EXERCISE: Please arrange the lines below as a Markdown table with two columns, Row and Line: Row holds a running number and Line holds the text of each line. Leave out any blank lines.

━━━━━ DATA SUPPLIED ━━━━━

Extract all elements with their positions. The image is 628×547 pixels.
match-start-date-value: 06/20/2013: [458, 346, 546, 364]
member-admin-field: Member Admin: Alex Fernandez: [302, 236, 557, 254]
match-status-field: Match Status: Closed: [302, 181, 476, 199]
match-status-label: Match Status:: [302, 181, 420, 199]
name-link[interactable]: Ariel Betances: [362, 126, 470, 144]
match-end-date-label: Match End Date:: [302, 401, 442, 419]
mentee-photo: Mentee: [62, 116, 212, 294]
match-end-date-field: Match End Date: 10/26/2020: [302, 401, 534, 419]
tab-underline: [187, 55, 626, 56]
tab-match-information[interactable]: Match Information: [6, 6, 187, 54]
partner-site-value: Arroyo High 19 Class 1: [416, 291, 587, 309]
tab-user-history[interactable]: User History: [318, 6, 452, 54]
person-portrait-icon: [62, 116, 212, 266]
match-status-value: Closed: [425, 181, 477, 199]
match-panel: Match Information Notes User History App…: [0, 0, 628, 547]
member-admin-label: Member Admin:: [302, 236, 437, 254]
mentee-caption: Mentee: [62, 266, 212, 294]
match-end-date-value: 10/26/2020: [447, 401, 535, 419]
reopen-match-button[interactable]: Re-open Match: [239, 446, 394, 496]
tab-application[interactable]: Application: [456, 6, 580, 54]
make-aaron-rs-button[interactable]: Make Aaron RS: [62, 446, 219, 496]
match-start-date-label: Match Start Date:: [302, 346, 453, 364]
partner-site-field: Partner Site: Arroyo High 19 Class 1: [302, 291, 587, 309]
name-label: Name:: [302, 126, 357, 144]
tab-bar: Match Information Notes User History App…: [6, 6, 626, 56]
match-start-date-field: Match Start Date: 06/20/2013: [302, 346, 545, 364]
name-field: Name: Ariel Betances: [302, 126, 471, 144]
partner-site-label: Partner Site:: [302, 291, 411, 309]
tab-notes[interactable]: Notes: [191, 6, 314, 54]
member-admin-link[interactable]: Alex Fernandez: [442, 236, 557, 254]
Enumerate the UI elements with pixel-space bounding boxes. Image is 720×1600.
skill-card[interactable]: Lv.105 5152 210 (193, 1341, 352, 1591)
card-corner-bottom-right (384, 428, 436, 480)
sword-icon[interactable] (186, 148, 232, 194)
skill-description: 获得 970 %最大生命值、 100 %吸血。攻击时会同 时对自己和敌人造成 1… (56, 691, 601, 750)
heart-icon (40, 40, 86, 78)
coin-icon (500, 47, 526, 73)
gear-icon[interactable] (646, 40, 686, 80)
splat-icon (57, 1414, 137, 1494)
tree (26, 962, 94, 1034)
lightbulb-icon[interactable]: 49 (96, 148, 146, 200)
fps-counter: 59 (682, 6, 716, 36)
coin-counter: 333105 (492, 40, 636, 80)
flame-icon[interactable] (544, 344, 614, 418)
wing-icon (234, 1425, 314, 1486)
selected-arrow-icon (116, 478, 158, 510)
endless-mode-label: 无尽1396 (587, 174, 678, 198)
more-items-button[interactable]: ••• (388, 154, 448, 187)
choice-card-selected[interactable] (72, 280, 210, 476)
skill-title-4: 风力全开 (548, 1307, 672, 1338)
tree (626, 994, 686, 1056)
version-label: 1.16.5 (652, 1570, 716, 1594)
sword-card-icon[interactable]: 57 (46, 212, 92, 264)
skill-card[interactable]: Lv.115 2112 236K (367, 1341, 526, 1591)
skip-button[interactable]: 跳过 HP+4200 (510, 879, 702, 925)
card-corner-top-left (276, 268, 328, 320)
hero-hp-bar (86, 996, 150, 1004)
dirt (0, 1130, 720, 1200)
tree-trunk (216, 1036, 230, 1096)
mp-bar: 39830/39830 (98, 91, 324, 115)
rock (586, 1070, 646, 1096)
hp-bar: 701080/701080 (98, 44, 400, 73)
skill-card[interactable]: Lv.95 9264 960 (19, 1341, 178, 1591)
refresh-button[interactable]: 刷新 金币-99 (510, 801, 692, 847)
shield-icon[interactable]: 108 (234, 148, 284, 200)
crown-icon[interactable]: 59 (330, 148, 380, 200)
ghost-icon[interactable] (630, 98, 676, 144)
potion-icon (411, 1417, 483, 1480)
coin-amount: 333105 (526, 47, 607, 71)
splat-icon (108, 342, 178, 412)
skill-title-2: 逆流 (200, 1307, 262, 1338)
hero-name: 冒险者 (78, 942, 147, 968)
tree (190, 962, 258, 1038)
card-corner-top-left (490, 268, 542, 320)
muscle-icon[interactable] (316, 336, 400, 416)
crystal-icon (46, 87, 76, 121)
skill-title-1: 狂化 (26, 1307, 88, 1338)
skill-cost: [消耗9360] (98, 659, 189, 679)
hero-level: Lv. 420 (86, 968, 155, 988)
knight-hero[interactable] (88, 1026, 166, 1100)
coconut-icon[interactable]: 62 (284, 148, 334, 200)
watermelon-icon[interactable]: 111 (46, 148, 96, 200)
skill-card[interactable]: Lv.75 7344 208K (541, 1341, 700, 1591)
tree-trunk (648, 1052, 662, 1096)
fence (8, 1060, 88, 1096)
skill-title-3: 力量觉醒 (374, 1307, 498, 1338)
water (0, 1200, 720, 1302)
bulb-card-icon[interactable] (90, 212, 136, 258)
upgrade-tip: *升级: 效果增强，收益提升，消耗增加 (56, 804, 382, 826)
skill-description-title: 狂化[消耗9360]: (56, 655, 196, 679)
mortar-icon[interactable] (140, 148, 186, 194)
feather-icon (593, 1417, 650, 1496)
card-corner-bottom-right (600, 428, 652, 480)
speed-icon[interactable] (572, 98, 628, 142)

━━━━━

FINAL ANSWER:
| Row | Line |
|---|---|
| 1 | Extract all elements with their positions. The image is 628×547 pixels. |
| 2 | match-start-date-value: 06/20/2013: [458, 346, 546, 364] |
| 3 | member-admin-field: Member Admin: Alex Fernandez: [302, 236, 557, 254] |
| 4 | match-status-field: Match Status: Closed: [302, 181, 476, 199] |
| 5 | match-status-label: Match Status:: [302, 181, 420, 199] |
| 6 | name-link[interactable]: Ariel Betances: [362, 126, 470, 144] |
| 7 | match-end-date-label: Match End Date:: [302, 401, 442, 419] |
| 8 | mentee-photo: Mentee: [62, 116, 212, 294] |
| 9 | match-end-date-field: Match End Date: 10/26/2020: [302, 401, 534, 419] |
| 10 | tab-underline: [187, 55, 626, 56] |
| 11 | tab-match-information[interactable]: Match Information: [6, 6, 187, 54] |
| 12 | partner-site-value: Arroyo High 19 Class 1: [416, 291, 587, 309] |
| 13 | tab-user-history[interactable]: User History: [318, 6, 452, 54] |
| 14 | person-portrait-icon: [62, 116, 212, 266] |
| 15 | match-status-value: Closed: [425, 181, 477, 199] |
| 16 | match-panel: Match Information Notes User History App…: [0, 0, 628, 547] |
| 17 | member-admin-label: Member Admin:: [302, 236, 437, 254] |
| 18 | mentee-caption: Mentee: [62, 266, 212, 294] |
| 19 | match-end-date-value: 10/26/2020: [447, 401, 535, 419] |
| 20 | reopen-match-button[interactable]: Re-open Match: [239, 446, 394, 496] |
| 21 | tab-application[interactable]: Application: [456, 6, 580, 54] |
| 22 | make-aaron-rs-button[interactable]: Make Aaron RS: [62, 446, 219, 496] |
| 23 | match-start-date-label: Match Start Date:: [302, 346, 453, 364] |
| 24 | partner-site-field: Partner Site: Arroyo High 19 Class 1: [302, 291, 587, 309] |
| 25 | name-label: Name:: [302, 126, 357, 144] |
| 26 | tab-bar: Match Information Notes User History App…: [6, 6, 626, 56] |
| 27 | match-start-date-field: Match Start Date: 06/20/2013: [302, 346, 545, 364] |
| 28 | name-field: Name: Ariel Betances: [302, 126, 471, 144] |
| 29 | partner-site-label: Partner Site:: [302, 291, 411, 309] |
| 30 | tab-notes[interactable]: Notes: [191, 6, 314, 54] |
| 31 | member-admin-link[interactable]: Alex Fernandez: [442, 236, 557, 254] |
| 32 | Enumerate the UI elements with pixel-space bounding boxes. Image is 720×1600. |
| 33 | skill-card[interactable]: Lv.105 5152 210 (193, 1341, 352, 1591) |
| 34 | card-corner-bottom-right (384, 428, 436, 480) |
| 35 | sword-icon[interactable] (186, 148, 232, 194) |
| 36 | skill-description: 获得 970 %最大生命值、 100 %吸血。攻击时会同 时对自己和敌人造成 1… (56, 691, 601, 750) |
| 37 | heart-icon (40, 40, 86, 78) |
| 38 | coin-icon (500, 47, 526, 73) |
| 39 | gear-icon[interactable] (646, 40, 686, 80) |
| 40 | splat-icon (57, 1414, 137, 1494) |
| 41 | tree (26, 962, 94, 1034) |
| 42 | lightbulb-icon[interactable]: 49 (96, 148, 146, 200) |
| 43 | fps-counter: 59 (682, 6, 716, 36) |
| 44 | coin-counter: 333105 (492, 40, 636, 80) |
| 45 | flame-icon[interactable] (544, 344, 614, 418) |
| 46 | wing-icon (234, 1425, 314, 1486) |
| 47 | selected-arrow-icon (116, 478, 158, 510) |
| 48 | endless-mode-label: 无尽1396 (587, 174, 678, 198) |
| 49 | more-items-button[interactable]: ••• (388, 154, 448, 187) |
| 50 | choice-card-selected[interactable] (72, 280, 210, 476) |
| 51 | skill-title-4: 风力全开 (548, 1307, 672, 1338) |
| 52 | tree (626, 994, 686, 1056) |
| 53 | version-label: 1.16.5 (652, 1570, 716, 1594) |
| 54 | sword-card-icon[interactable]: 57 (46, 212, 92, 264) |
| 55 | skill-card[interactable]: Lv.115 2112 236K (367, 1341, 526, 1591) |
| 56 | skip-button[interactable]: 跳过 HP+4200 (510, 879, 702, 925) |
| 57 | card-corner-top-left (276, 268, 328, 320) |
| 58 | hero-hp-bar (86, 996, 150, 1004) |
| 59 | dirt (0, 1130, 720, 1200) |
| 60 | tree-trunk (216, 1036, 230, 1096) |
| 61 | mp-bar: 39830/39830 (98, 91, 324, 115) |
| 62 | rock (586, 1070, 646, 1096) |
| 63 | hp-bar: 701080/701080 (98, 44, 400, 73) |
| 64 | skill-card[interactable]: Lv.95 9264 960 (19, 1341, 178, 1591) |
| 65 | refresh-button[interactable]: 刷新 金币-99 (510, 801, 692, 847) |
| 66 | shield-icon[interactable]: 108 (234, 148, 284, 200) |
| 67 | crown-icon[interactable]: 59 (330, 148, 380, 200) |
| 68 | ghost-icon[interactable] (630, 98, 676, 144) |
| 69 | potion-icon (411, 1417, 483, 1480) |
| 70 | coin-amount: 333105 (526, 47, 607, 71) |
| 71 | splat-icon (108, 342, 178, 412) |
| 72 | skill-title-2: 逆流 (200, 1307, 262, 1338) |
| 73 | hero-name: 冒险者 (78, 942, 147, 968) |
| 74 | tree (190, 962, 258, 1038) |
| 75 | card-corner-top-left (490, 268, 542, 320) |
| 76 | muscle-icon[interactable] (316, 336, 400, 416) |
| 77 | crystal-icon (46, 87, 76, 121) |
| 78 | skill-title-1: 狂化 (26, 1307, 88, 1338) |
| 79 | skill-cost: [消耗9360] (98, 659, 189, 679) |
| 80 | hero-level: Lv. 420 (86, 968, 155, 988) |
| 81 | knight-hero[interactable] (88, 1026, 166, 1100) |
| 82 | coconut-icon[interactable]: 62 (284, 148, 334, 200) |
| 83 | watermelon-icon[interactable]: 111 (46, 148, 96, 200) |
| 84 | skill-card[interactable]: Lv.75 7344 208K (541, 1341, 700, 1591) |
| 85 | tree-trunk (648, 1052, 662, 1096) |
| 86 | fence (8, 1060, 88, 1096) |
| 87 | skill-title-3: 力量觉醒 (374, 1307, 498, 1338) |
| 88 | water (0, 1200, 720, 1302) |
| 89 | bulb-card-icon[interactable] (90, 212, 136, 258) |
| 90 | upgrade-tip: *升级: 效果增强，收益提升，消耗增加 (56, 804, 382, 826) |
| 91 | skill-description-title: 狂化[消耗9360]: (56, 655, 196, 679) |
| 92 | mortar-icon[interactable] (140, 148, 186, 194) |
| 93 | feather-icon (593, 1417, 650, 1496) |
| 94 | card-corner-bottom-right (600, 428, 652, 480) |
| 95 | speed-icon[interactable] (572, 98, 628, 142) |